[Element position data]
******************************

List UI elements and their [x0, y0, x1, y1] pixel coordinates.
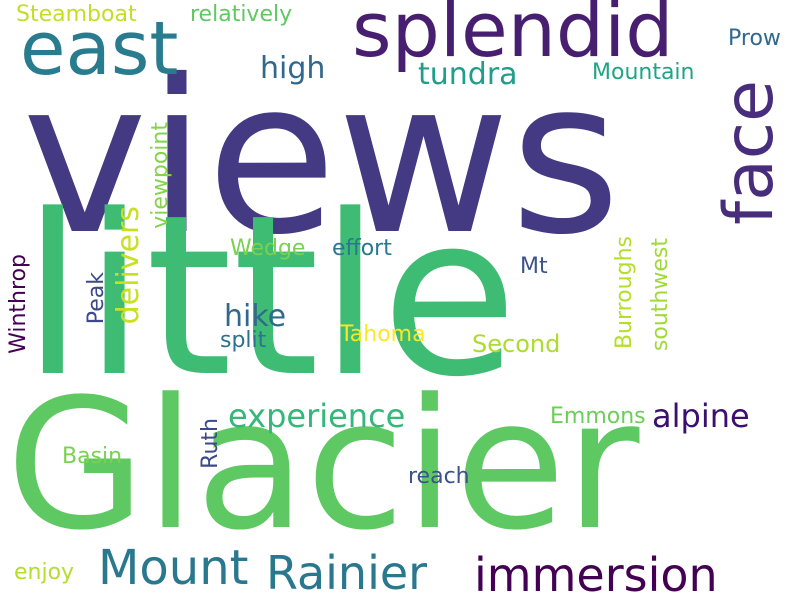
word-split: split — [220, 328, 267, 353]
word-burroughs: Burroughs — [612, 236, 637, 350]
word-hike: hike — [224, 299, 287, 334]
word-mt: Mt — [520, 254, 548, 279]
word-rainier: Rainier — [266, 546, 428, 600]
word-enjoy: enjoy — [14, 560, 75, 585]
word-emmons: Emmons — [550, 404, 646, 429]
word-effort: effort — [332, 236, 392, 261]
word-wedge: Wedge — [230, 236, 306, 261]
word-glacier: Glacier — [6, 361, 640, 570]
word-high: high — [260, 51, 326, 86]
word-immersion: immersion — [474, 548, 718, 600]
word-mount: Mount — [98, 540, 249, 596]
word-ruth: Ruth — [198, 418, 223, 469]
word-delivers: delivers — [111, 206, 146, 325]
word-face: face — [710, 80, 789, 225]
word-viewpoint: viewpoint — [148, 122, 173, 229]
word-second: Second — [472, 330, 561, 358]
word-experience: experience — [228, 397, 406, 435]
word-little: little — [22, 168, 518, 426]
word-winthrop: Winthrop — [6, 254, 31, 354]
word-views: views — [22, 34, 621, 281]
word-southwest: southwest — [648, 238, 673, 352]
word-peak: Peak — [84, 272, 109, 325]
word-alpine: alpine — [652, 397, 750, 435]
word-tahoma: Tahoma — [340, 322, 426, 347]
word-reach: reach — [408, 464, 470, 489]
word-splendid: splendid — [352, 0, 674, 74]
word-relatively: relatively — [190, 2, 293, 27]
word-mountain: Mountain — [592, 60, 695, 85]
word-tundra: tundra — [418, 57, 518, 92]
word-steamboat: Steamboat — [16, 2, 137, 27]
word-prow: Prow — [728, 26, 781, 51]
word-basin: Basin — [62, 444, 123, 469]
word-east: east — [20, 6, 179, 92]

******************************

Goal: Find every line in the records above that contains the word "experience", and copy each such line in full.

Task response:
word-experience: experience — [228, 397, 406, 435]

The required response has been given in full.